* **EXERCISE AIM**: Check each line for the string "content", then give only how many lines have it.
>> Begin PROVIDED RECORDS
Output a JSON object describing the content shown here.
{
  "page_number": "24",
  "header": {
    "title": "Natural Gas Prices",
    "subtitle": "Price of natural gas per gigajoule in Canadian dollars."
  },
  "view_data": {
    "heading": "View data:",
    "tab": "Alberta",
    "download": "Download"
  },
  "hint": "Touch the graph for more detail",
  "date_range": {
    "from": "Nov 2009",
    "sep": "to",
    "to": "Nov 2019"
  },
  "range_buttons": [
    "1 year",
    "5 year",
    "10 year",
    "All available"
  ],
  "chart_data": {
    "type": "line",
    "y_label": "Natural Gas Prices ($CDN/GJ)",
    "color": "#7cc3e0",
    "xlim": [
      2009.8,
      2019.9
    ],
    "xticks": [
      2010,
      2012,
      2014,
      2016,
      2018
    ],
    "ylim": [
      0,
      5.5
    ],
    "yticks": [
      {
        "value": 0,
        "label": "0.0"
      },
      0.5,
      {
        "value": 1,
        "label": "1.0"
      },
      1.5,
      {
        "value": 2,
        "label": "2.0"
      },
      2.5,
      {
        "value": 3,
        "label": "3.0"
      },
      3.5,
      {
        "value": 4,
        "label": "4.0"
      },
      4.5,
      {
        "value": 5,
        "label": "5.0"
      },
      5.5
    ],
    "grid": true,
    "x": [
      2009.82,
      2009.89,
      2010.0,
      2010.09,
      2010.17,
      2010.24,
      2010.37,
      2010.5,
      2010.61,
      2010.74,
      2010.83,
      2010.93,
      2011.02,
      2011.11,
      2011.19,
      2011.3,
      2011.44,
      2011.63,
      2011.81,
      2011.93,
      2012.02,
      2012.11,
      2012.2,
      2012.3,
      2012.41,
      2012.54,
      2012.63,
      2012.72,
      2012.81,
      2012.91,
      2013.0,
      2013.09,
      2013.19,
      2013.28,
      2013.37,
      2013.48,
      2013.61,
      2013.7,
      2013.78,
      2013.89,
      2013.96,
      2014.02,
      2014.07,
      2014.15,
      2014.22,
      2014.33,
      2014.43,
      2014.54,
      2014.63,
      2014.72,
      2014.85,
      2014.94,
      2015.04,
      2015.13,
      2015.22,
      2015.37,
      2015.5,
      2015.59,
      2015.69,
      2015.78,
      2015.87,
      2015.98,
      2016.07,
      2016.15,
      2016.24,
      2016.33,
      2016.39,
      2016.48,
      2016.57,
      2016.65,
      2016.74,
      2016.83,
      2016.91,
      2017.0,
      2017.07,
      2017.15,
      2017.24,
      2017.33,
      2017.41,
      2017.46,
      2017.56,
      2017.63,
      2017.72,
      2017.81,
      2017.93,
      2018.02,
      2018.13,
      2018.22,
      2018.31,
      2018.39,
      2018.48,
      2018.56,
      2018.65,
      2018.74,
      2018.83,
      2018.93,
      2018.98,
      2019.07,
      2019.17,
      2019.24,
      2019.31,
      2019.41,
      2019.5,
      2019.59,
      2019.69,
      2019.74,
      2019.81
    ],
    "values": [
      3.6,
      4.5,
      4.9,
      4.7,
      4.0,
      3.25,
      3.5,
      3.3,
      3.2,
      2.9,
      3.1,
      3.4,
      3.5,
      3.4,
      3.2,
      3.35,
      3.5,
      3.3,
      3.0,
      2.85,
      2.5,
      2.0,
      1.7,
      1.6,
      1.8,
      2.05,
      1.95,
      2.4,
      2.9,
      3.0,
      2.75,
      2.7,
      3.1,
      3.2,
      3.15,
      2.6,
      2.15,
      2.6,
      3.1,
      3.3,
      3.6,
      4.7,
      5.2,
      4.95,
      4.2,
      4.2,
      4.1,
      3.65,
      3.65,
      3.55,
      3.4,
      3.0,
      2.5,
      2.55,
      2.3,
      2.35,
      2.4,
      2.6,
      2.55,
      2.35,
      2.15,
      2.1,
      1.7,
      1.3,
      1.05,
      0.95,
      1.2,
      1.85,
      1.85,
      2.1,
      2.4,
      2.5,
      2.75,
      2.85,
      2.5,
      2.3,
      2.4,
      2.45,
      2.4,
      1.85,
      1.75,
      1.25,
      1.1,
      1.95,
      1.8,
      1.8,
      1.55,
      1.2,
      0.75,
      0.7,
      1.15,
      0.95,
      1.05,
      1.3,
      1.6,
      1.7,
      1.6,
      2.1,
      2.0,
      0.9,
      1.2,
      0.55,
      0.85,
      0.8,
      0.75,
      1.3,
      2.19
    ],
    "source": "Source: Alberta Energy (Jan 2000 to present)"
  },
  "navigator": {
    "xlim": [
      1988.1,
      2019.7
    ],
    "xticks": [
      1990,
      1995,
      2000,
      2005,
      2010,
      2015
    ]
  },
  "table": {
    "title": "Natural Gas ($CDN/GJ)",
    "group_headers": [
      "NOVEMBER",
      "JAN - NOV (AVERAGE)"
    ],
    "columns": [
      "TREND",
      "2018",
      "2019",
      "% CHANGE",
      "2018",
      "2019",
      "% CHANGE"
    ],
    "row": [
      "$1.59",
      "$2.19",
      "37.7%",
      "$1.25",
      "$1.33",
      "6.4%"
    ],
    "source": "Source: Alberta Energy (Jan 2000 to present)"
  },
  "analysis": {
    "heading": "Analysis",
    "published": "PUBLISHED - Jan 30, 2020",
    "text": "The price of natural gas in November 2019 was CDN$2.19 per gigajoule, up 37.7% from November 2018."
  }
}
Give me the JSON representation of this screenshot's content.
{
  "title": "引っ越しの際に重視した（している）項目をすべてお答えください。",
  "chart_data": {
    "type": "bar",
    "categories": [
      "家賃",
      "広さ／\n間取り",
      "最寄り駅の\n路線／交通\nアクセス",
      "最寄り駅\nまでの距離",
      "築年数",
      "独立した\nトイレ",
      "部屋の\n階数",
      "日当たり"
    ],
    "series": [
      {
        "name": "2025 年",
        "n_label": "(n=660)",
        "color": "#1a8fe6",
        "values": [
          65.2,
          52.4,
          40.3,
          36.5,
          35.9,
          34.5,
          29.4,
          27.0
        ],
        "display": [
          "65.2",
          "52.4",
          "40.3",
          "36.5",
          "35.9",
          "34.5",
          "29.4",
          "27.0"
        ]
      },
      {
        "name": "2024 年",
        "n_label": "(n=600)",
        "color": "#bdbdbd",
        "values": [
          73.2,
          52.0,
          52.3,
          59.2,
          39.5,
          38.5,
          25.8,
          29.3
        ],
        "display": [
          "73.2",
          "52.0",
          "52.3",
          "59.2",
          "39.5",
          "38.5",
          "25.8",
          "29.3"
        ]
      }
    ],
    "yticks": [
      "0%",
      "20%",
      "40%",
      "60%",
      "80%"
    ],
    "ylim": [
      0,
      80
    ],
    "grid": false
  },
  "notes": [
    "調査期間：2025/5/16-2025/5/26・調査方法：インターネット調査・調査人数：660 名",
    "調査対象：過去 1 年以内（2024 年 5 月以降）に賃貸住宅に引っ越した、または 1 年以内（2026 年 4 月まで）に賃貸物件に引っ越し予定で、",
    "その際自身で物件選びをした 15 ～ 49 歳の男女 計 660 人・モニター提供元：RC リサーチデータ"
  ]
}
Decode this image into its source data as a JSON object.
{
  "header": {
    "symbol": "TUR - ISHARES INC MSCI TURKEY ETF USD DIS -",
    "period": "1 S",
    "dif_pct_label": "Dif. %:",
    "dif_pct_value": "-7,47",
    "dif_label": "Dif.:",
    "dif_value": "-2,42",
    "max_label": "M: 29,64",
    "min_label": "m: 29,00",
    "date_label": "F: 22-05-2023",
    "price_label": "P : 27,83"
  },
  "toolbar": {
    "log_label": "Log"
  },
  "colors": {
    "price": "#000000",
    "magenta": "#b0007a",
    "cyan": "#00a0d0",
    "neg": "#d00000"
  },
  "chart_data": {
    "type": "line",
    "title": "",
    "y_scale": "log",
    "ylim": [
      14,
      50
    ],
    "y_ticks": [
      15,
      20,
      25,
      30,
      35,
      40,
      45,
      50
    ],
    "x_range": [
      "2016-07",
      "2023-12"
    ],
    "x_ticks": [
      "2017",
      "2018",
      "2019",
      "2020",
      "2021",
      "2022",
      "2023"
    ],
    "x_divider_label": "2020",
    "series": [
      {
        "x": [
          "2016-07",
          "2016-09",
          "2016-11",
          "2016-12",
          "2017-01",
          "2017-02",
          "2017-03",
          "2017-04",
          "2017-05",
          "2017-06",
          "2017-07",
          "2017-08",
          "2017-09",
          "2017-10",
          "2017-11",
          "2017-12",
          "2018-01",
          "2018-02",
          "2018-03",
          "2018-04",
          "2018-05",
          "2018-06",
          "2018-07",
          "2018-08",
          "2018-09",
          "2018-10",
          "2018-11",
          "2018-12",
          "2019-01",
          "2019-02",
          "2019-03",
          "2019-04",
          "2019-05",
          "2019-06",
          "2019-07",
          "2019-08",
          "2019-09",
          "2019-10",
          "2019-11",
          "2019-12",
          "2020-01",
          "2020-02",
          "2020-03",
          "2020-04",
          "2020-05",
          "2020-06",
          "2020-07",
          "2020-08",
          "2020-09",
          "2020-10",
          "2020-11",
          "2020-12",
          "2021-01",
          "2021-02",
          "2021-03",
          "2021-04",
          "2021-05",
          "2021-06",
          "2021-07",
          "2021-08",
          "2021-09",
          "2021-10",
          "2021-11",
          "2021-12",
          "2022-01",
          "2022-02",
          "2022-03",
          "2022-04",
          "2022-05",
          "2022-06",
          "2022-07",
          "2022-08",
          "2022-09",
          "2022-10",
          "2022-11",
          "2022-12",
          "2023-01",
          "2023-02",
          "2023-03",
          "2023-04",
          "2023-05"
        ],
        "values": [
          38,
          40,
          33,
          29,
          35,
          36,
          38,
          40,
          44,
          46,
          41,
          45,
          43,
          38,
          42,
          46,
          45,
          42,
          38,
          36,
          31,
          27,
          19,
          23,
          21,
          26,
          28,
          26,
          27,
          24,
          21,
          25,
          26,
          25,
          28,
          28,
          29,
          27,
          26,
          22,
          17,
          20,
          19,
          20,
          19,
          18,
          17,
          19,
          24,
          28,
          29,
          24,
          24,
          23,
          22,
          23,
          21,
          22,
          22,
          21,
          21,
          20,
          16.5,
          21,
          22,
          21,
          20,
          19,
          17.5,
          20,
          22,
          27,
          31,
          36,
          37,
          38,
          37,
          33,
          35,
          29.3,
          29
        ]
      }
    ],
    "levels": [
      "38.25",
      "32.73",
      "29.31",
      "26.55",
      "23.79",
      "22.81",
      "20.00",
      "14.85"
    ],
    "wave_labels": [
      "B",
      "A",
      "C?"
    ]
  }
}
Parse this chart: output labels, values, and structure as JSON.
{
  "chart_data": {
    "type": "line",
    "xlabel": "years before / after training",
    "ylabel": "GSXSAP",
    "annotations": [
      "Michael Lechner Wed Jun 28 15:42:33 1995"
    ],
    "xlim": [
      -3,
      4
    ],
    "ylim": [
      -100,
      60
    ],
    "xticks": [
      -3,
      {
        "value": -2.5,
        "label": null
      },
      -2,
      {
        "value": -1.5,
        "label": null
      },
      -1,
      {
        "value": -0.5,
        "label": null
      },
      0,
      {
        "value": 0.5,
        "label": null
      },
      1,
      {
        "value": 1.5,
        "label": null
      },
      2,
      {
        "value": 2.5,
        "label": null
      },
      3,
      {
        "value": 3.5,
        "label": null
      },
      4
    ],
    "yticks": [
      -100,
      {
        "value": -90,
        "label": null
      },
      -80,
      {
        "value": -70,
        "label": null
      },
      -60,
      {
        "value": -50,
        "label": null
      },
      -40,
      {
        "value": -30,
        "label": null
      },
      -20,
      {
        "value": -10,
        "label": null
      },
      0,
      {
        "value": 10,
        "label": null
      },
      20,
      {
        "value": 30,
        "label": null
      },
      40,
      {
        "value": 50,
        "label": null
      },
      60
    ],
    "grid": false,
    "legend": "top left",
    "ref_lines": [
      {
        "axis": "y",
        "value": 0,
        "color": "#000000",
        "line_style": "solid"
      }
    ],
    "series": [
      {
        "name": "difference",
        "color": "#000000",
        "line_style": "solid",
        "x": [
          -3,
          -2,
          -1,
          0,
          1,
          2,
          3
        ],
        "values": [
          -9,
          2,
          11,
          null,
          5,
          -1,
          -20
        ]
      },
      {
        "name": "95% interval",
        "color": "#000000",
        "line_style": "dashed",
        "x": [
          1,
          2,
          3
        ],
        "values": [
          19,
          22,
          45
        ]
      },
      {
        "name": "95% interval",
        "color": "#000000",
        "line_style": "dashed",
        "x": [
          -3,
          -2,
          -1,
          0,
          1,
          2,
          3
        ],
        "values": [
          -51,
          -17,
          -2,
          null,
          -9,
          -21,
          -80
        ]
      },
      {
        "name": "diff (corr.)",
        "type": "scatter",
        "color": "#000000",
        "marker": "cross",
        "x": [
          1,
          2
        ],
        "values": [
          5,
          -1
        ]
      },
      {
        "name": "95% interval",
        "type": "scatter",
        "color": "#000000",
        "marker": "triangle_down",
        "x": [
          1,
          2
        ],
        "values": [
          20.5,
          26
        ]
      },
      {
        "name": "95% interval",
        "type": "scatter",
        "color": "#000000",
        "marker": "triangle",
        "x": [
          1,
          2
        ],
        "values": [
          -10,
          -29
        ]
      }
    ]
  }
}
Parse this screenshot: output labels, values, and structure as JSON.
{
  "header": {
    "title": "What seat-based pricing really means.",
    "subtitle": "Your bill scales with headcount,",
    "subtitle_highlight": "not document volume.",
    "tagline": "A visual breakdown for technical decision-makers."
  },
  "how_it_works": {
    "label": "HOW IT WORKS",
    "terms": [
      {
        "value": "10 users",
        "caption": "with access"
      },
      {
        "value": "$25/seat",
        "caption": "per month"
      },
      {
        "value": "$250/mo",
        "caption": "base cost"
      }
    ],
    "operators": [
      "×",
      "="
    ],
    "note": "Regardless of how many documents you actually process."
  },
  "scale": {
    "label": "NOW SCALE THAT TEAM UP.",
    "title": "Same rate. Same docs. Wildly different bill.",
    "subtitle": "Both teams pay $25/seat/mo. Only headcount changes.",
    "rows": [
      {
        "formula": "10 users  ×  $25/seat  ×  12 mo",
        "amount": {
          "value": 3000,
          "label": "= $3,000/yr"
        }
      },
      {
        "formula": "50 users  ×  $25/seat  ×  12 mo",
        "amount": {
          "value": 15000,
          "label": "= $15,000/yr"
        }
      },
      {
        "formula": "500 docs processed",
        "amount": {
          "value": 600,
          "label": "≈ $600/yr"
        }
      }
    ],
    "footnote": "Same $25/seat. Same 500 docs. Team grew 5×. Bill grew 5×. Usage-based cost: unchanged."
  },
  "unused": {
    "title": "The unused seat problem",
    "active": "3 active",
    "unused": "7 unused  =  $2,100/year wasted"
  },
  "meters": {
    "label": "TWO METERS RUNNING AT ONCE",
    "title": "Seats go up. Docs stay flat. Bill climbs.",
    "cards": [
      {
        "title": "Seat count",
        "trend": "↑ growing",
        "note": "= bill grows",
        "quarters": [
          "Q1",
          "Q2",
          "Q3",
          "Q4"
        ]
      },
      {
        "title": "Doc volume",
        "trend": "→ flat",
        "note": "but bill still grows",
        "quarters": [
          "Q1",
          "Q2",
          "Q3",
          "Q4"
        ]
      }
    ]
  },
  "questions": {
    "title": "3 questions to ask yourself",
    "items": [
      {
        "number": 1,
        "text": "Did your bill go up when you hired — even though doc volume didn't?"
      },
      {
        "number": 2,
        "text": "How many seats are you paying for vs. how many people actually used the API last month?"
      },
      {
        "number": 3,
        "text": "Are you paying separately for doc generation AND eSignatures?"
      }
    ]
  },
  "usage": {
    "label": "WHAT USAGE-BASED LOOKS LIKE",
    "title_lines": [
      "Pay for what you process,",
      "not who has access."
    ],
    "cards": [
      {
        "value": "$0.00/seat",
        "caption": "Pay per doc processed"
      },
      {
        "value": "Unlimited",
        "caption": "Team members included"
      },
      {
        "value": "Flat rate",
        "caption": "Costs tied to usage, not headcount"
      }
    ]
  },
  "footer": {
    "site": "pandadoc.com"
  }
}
>> End PROVIDED RECORDS
* **SOLUTION TO THE EXERCISE**: 2